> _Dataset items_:

** Start **

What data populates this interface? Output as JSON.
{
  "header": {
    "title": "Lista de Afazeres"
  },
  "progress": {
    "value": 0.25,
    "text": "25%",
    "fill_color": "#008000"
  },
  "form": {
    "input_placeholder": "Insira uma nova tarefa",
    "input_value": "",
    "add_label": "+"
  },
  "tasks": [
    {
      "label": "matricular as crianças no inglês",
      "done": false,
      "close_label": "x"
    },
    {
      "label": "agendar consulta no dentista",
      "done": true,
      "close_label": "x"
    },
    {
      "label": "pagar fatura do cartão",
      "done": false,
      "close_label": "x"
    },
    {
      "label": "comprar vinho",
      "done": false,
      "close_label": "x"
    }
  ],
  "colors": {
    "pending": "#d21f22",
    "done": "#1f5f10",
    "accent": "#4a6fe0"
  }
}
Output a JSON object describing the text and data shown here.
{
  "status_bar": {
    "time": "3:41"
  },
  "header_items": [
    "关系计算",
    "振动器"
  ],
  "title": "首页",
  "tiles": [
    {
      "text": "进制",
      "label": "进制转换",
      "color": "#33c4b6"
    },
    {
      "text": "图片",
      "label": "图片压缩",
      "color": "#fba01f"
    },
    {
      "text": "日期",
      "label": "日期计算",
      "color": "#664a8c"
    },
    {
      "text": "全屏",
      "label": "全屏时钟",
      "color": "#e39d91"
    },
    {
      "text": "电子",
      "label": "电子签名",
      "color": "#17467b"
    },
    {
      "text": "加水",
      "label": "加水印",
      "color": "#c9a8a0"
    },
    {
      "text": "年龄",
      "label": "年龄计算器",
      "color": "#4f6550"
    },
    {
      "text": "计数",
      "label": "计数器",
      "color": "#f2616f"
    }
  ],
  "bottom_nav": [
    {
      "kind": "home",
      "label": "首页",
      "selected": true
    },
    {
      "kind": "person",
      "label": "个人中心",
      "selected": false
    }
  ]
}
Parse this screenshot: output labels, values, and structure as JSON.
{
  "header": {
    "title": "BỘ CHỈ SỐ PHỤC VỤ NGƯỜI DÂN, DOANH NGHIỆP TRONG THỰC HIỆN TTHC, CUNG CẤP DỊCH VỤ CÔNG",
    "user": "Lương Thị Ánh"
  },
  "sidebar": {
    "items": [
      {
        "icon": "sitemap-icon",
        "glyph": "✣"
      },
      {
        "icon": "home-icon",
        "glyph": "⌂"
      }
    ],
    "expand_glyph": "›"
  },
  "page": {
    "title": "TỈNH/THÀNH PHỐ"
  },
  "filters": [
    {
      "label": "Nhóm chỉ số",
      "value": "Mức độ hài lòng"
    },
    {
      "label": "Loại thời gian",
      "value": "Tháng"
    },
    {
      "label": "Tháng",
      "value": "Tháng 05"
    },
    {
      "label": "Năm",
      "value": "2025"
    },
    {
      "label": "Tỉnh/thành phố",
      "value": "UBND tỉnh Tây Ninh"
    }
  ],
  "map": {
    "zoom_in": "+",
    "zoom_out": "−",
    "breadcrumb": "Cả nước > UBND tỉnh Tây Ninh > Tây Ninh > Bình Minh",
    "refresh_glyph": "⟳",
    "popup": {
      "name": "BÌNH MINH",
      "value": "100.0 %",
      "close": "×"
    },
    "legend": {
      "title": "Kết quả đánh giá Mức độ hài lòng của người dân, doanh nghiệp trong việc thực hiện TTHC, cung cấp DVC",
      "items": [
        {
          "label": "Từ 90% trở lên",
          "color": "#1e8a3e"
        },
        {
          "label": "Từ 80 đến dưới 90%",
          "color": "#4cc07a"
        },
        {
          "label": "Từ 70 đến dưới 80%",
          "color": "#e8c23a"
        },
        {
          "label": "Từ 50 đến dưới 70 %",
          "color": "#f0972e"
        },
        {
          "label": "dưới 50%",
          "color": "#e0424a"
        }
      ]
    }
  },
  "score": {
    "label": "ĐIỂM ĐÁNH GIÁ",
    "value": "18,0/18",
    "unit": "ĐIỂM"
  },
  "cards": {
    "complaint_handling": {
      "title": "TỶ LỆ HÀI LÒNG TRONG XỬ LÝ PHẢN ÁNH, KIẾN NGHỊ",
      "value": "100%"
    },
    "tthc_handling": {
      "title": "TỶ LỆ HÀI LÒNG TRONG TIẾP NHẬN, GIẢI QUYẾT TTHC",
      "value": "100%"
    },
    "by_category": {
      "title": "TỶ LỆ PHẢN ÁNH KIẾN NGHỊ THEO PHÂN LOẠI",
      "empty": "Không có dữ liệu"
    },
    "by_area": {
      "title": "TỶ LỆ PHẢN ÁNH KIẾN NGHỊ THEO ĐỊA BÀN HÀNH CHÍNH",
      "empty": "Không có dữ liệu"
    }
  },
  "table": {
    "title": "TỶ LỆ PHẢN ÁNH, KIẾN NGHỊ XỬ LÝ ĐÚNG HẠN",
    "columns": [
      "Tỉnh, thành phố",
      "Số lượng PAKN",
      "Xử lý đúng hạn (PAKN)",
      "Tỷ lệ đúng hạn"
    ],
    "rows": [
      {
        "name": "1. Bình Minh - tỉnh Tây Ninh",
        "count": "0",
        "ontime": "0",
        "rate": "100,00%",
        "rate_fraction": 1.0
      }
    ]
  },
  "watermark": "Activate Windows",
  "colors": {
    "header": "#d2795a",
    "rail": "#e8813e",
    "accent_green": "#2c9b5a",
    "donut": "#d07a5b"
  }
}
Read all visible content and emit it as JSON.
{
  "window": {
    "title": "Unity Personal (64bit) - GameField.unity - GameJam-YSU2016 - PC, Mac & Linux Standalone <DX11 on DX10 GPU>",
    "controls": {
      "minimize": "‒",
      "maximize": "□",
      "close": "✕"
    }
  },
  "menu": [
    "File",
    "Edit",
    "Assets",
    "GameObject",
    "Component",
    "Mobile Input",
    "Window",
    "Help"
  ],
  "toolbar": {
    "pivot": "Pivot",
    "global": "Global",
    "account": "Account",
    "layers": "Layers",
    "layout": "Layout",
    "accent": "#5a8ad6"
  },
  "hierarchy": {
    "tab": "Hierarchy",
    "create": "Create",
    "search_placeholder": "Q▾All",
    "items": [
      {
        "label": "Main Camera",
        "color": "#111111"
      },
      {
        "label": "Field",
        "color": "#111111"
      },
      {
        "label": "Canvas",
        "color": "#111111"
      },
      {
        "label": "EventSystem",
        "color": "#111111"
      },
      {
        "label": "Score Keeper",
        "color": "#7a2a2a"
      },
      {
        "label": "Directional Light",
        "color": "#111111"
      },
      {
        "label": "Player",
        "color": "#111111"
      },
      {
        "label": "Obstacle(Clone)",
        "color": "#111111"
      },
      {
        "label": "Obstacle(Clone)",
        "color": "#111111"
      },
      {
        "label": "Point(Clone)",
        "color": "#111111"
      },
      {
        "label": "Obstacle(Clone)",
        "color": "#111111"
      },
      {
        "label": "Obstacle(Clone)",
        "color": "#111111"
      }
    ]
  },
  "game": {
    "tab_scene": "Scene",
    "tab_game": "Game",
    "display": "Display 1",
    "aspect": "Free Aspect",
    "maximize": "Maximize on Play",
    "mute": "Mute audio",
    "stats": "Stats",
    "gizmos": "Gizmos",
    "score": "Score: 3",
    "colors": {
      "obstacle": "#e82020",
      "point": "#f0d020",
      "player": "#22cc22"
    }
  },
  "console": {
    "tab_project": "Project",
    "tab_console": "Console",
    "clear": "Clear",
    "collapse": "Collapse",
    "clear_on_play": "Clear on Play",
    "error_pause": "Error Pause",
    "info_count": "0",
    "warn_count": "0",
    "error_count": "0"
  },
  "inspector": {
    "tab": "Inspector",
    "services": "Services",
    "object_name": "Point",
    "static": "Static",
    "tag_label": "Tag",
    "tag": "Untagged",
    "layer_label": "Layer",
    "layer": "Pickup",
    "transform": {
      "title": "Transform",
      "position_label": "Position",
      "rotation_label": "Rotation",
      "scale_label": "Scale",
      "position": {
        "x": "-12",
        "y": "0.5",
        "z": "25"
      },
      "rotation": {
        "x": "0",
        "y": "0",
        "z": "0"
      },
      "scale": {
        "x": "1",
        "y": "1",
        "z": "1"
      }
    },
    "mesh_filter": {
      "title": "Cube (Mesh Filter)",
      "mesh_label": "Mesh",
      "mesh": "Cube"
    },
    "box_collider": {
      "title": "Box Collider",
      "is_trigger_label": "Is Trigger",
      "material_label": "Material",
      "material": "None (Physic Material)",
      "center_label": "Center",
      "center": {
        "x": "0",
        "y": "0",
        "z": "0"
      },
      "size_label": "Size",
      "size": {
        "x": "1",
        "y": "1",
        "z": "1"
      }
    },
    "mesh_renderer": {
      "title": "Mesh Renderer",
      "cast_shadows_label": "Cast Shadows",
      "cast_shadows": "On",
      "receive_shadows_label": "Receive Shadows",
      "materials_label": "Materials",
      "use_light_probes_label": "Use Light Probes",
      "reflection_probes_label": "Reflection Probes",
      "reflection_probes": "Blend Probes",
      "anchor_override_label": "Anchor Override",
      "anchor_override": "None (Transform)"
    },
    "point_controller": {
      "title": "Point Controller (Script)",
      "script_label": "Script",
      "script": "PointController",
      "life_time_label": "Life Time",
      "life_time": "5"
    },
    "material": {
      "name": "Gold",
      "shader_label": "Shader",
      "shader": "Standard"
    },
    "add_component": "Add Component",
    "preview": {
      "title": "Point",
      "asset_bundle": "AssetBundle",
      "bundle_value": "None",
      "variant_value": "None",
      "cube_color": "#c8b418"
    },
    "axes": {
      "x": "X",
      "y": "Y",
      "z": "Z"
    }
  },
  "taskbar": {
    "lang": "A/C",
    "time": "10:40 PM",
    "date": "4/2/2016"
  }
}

** End **

> _Objective_:
Go through the listing above and pull out each line containing the word "maximize".

> _Reply to the task_:
      "maximize": "□",
    "maximize": "Maximize on Play",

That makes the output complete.